> _Aim_:
Copy every line that contains the string "tramitación" from the entries below.

── The records ──

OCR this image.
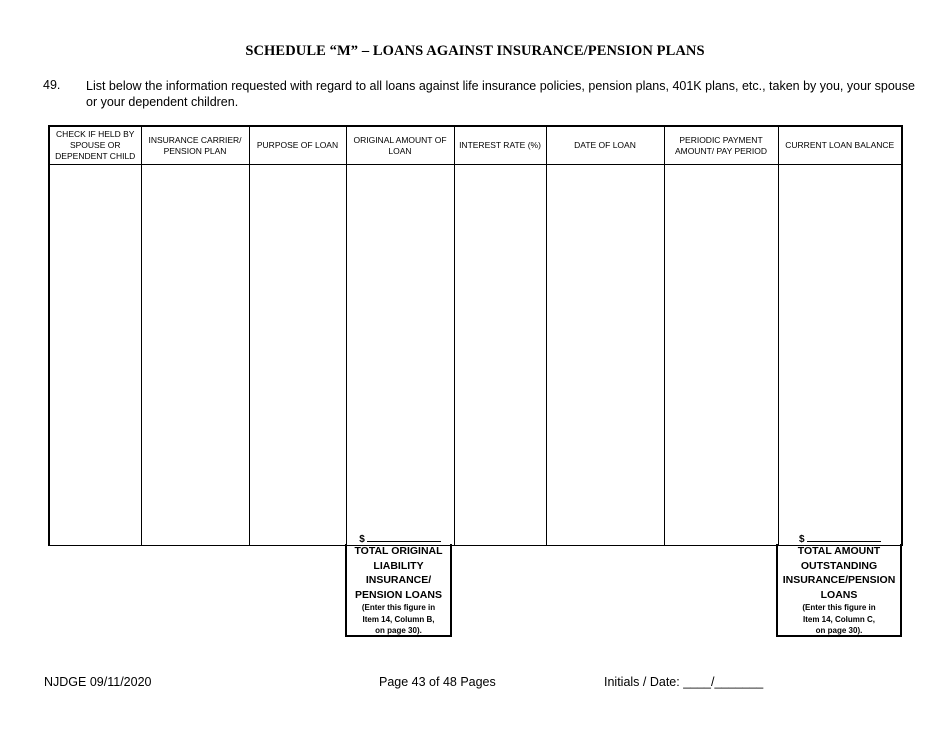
SCHEDULE “M” – LOANS AGAINST INSURANCE/PENSION PLANS
49. List below the information requested with regard to all loans against life insurance policies, pension plans, 401K plans, etc., taken by you, your spouse or your dependent children.
CHECK IF HELD BY SPOUSE OR DEPENDENT CHILD	INSURANCE CARRIER/ PENSION PLAN	PURPOSE OF LOAN	ORIGINAL AMOUNT OF LOAN	INTEREST RATE (%)	DATE OF LOAN	PERIODIC PAYMENT AMOUNT/ PAY PERIOD	CURRENT LOAN BALANCE
			$				$
TOTAL ORIGINAL
LIABILITY
INSURANCE/
PENSION LOANS
(Enter this figure in
Item 14, Column B,
on page 30).
TOTAL AMOUNT
OUTSTANDING
INSURANCE/PENSION
LOANS
(Enter this figure in
Item 14, Column C,
on page 30).
NJDGE 09/11/2020	Page 43 of 48 Pages	Initials / Date: ____/_______
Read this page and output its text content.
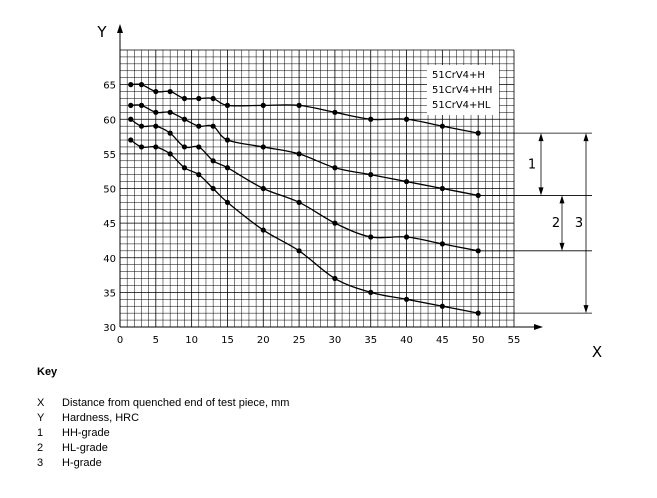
0	5	10 15 20 25 30 35 40 45 50 55
30
35
40
45
50
55
60
65
Y
X
51CrV4+H
51CrV4+HH
51CrV4+HL
1
2 3
Key
X Distance from quenched end of test piece, mm
Y Hardness, HRC
1 HH-grade
2 HL-grade
3 H-grade
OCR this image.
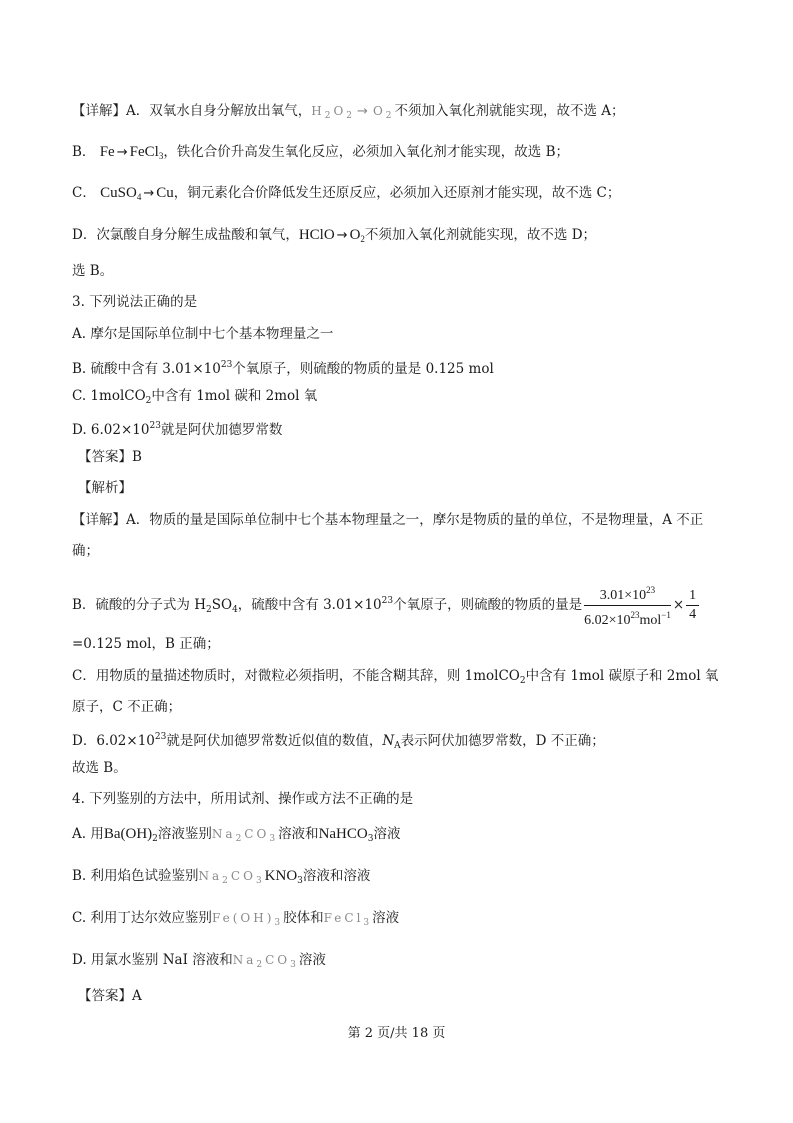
【详解】A．双氧水自身分解放出氧气，$H_2O_2 \to O_2$不须加入氧化剂就能实现，故不选 A；
B． Fe → FeCl$_3$，铁化合价升高发生氧化反应，必须加入氧化剂才能实现，故选 B；
C． CuSO$_4$ → Cu，铜元素化合价降低发生还原反应，必须加入还原剂才能实现，故不选 C；
D．次氯酸自身分解生成盐酸和氧气，HClO → $O_2$不须加入氧化剂就能实现，故不选 D；
选 B。
3. 下列说法正确的是
A. 摩尔是国际单位制中七个基本物理量之一
B. 硫酸中含有 $3.01\times 10^{23}$个氧原子，则硫酸的物质的量是 0.125 mol
C. 1molCO$_2$中含有 1mol 碳和 2mol 氧
D. $6.02\times 10^{23}$就是阿伏加德罗常数
【答案】B
【解析】
【详解】A．物质的量是国际单位制中七个基本物理量之一，摩尔是物质的量的单位，不是物理量，A 不正
确；
B．硫酸的分子式为 $H_2SO_4$，硫酸中含有 $3.01\times 10^{23}$个氧原子，则硫酸的物质的量是 $\frac{3.01\times 10^{23}}{6.02\times 10^{23}mol^{-1}} \times \frac{1}{4}$
=0.125 mol，B 正确；
C．用物质的量描述物质时，对微粒必须指明，不能含糊其辞，则 1molCO$_2$中含有 1mol 碳原子和 2mol 氧
原子，C 不正确；
D．$6.02\times 10^{23}$就是阿伏加德罗常数近似值的数值，$N_A$表示阿伏加德罗常数，D 不正确；
故选 B。
4. 下列鉴别的方法中，所用试剂、操作或方法不正确的是
A. 用$Ba(OH)_2$溶液鉴别$Na_2CO_3$溶液和NaHCO$_3$溶液
B. 利用焰色试验鉴别$Na_2CO_3KNO_3$溶液和溶液
C. 利用丁达尔效应鉴别$Fe(OH)_3$胶体和FeCl$_3$溶液
D. 用氯水鉴别 NaI 溶液和$Na_2CO_3$溶液
【答案】A
第 2 页/共 18 页
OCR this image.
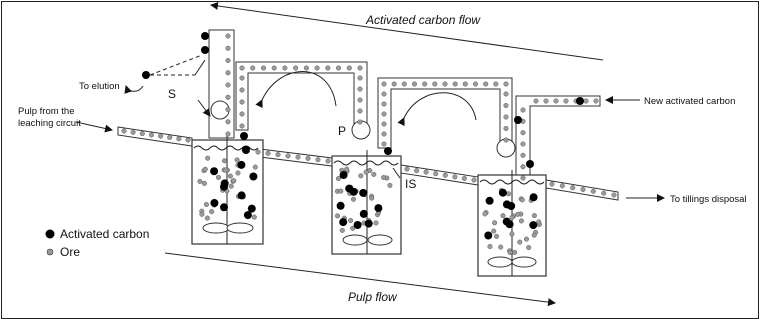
Activated carbon flow
Pulp flow
To elution
Pulp from the
leaching circuit
New activated carbon
To tillings disposal
S
P
IS
Activated carbon
Ore
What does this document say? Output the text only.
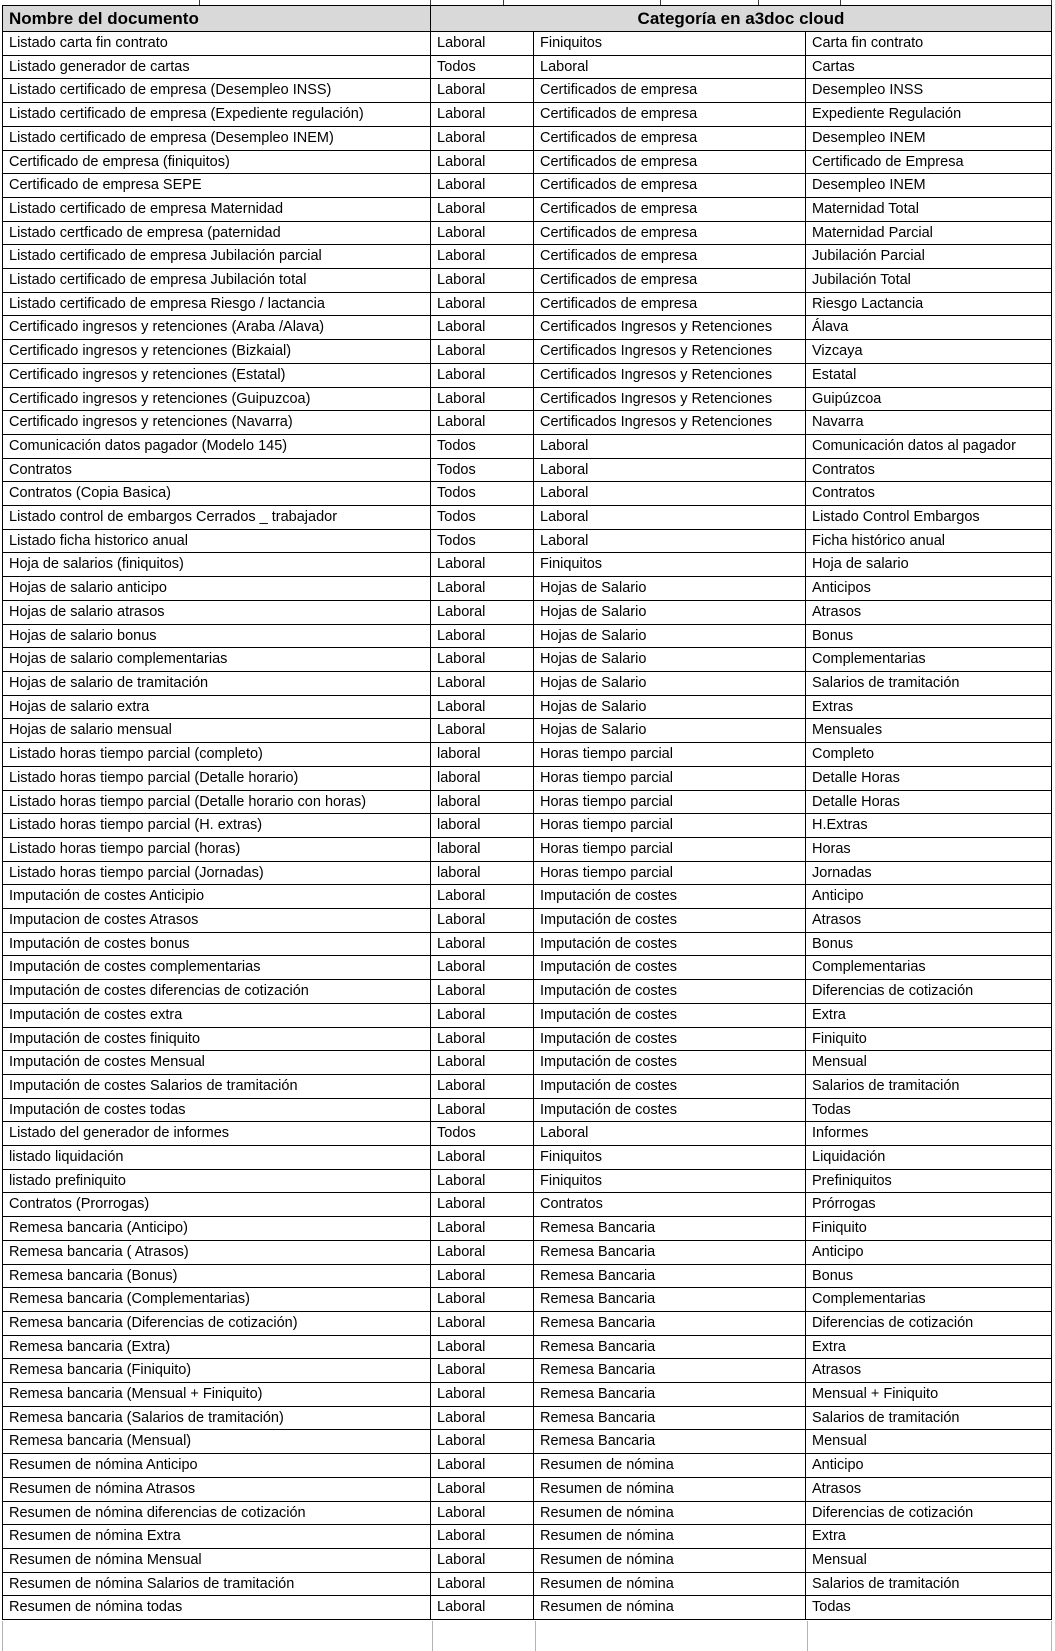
Nombre del documento	Categoría en a3doc cloud		
Listado carta fin contrato	Laboral	Finiquitos	Carta fin contrato
Listado generador de cartas	Todos	Laboral	Cartas
Listado certificado de empresa (Desempleo INSS)	Laboral	Certificados de empresa	Desempleo INSS
Listado certificado de empresa (Expediente regulación)	Laboral	Certificados de empresa	Expediente Regulación
Listado certificado de empresa (Desempleo INEM)	Laboral	Certificados de empresa	Desempleo INEM
Certificado de empresa (finiquitos)	Laboral	Certificados de empresa	Certificado de Empresa
Certificado de empresa SEPE	Laboral	Certificados de empresa	Desempleo INEM
Listado certificado de empresa Maternidad	Laboral	Certificados de empresa	Maternidad Total
Listado certficado de empresa (paternidad	Laboral	Certificados de empresa	Maternidad Parcial
Listado certificado de empresa Jubilación parcial	Laboral	Certificados de empresa	Jubilación Parcial
Listado certificado de empresa Jubilación total	Laboral	Certificados de empresa	Jubilación Total
Listado certificado de empresa Riesgo / lactancia	Laboral	Certificados de empresa	Riesgo Lactancia
Certificado ingresos y retenciones (Araba /Alava)	Laboral	Certificados Ingresos y Retenciones	Álava
Certificado ingresos y retenciones (Bizkaial)	Laboral	Certificados Ingresos y Retenciones	Vizcaya
Certificado ingresos y retenciones (Estatal)	Laboral	Certificados Ingresos y Retenciones	Estatal
Certificado ingresos y retenciones (Guipuzcoa)	Laboral	Certificados Ingresos y Retenciones	Guipúzcoa
Certificado ingresos y retenciones (Navarra)	Laboral	Certificados Ingresos y Retenciones	Navarra
Comunicación datos pagador (Modelo 145)	Todos	Laboral	Comunicación datos al pagador
Contratos	Todos	Laboral	Contratos
Contratos (Copia Basica)	Todos	Laboral	Contratos
Listado control de embargos Cerrados _ trabajador	Todos	Laboral	Listado Control Embargos
Listado ficha historico anual	Todos	Laboral	Ficha histórico anual
Hoja de salarios (finiquitos)	Laboral	Finiquitos	Hoja de salario
Hojas de salario anticipo	Laboral	Hojas de Salario	Anticipos
Hojas de salario atrasos	Laboral	Hojas de Salario	Atrasos
Hojas de salario bonus	Laboral	Hojas de Salario	Bonus
Hojas de salario complementarias	Laboral	Hojas de Salario	Complementarias
Hojas de salario de tramitación	Laboral	Hojas de Salario	Salarios de tramitación
Hojas de salario extra	Laboral	Hojas de Salario	Extras
Hojas de salario mensual	Laboral	Hojas de Salario	Mensuales
Listado horas tiempo parcial (completo)	laboral	Horas tiempo parcial	Completo
Listado horas tiempo parcial (Detalle horario)	laboral	Horas tiempo parcial	Detalle Horas
Listado horas tiempo parcial (Detalle horario con horas)	laboral	Horas tiempo parcial	Detalle Horas
Listado horas tiempo parcial (H. extras)	laboral	Horas tiempo parcial	H.Extras
Listado horas tiempo parcial (horas)	laboral	Horas tiempo parcial	Horas
Listado horas tiempo parcial (Jornadas)	laboral	Horas tiempo parcial	Jornadas
Imputación de costes Anticipio	Laboral	Imputación de costes	Anticipo
Imputacion de costes Atrasos	Laboral	Imputación de costes	Atrasos
Imputación de costes bonus	Laboral	Imputación de costes	Bonus
Imputación de costes complementarias	Laboral	Imputación de costes	Complementarias
Imputación de costes diferencias de cotización	Laboral	Imputación de costes	Diferencias de cotización
Imputación de costes extra	Laboral	Imputación de costes	Extra
Imputación de costes finiquito	Laboral	Imputación de costes	Finiquito
Imputación de costes Mensual	Laboral	Imputación de costes	Mensual
Imputación de costes Salarios de tramitación	Laboral	Imputación de costes	Salarios de tramitación
Imputación de costes todas	Laboral	Imputación de costes	Todas
Listado del generador de informes	Todos	Laboral	Informes
listado liquidación	Laboral	Finiquitos	Liquidación
listado prefiniquito	Laboral	Finiquitos	Prefiniquitos
Contratos (Prorrogas)	Laboral	Contratos	Prórrogas
Remesa bancaria (Anticipo)	Laboral	Remesa Bancaria	Finiquito
Remesa bancaria ( Atrasos)	Laboral	Remesa Bancaria	Anticipo
Remesa bancaria (Bonus)	Laboral	Remesa Bancaria	Bonus
Remesa bancaria (Complementarias)	Laboral	Remesa Bancaria	Complementarias
Remesa bancaria (Diferencias de cotización)	Laboral	Remesa Bancaria	Diferencias de cotización
Remesa bancaria (Extra)	Laboral	Remesa Bancaria	Extra
Remesa bancaria (Finiquito)	Laboral	Remesa Bancaria	Atrasos
Remesa bancaria (Mensual + Finiquito)	Laboral	Remesa Bancaria	Mensual + Finiquito
Remesa bancaria (Salarios de tramitación)	Laboral	Remesa Bancaria	Salarios de tramitación
Remesa bancaria (Mensual)	Laboral	Remesa Bancaria	Mensual
Resumen de nómina Anticipo	Laboral	Resumen de nómina	Anticipo
Resumen de nómina Atrasos	Laboral	Resumen de nómina	Atrasos
Resumen de nómina diferencias de cotización	Laboral	Resumen de nómina	Diferencias de cotización
Resumen de nómina Extra	Laboral	Resumen de nómina	Extra
Resumen de nómina Mensual	Laboral	Resumen de nómina	Mensual
Resumen de nómina Salarios de tramitación	Laboral	Resumen de nómina	Salarios de tramitación
Resumen de nómina todas	Laboral	Resumen de nómina	Todas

───

> _Solution to this task_:
Hojas de salario de tramitación	Laboral	Hojas de Salario	Salarios de tramitación
Imputación de costes Salarios de tramitación	Laboral	Imputación de costes	Salarios de tramitación
Remesa bancaria (Salarios de tramitación)	Laboral	Remesa Bancaria	Salarios de tramitación
Resumen de nómina Salarios de tramitación	Laboral	Resumen de nómina	Salarios de tramitación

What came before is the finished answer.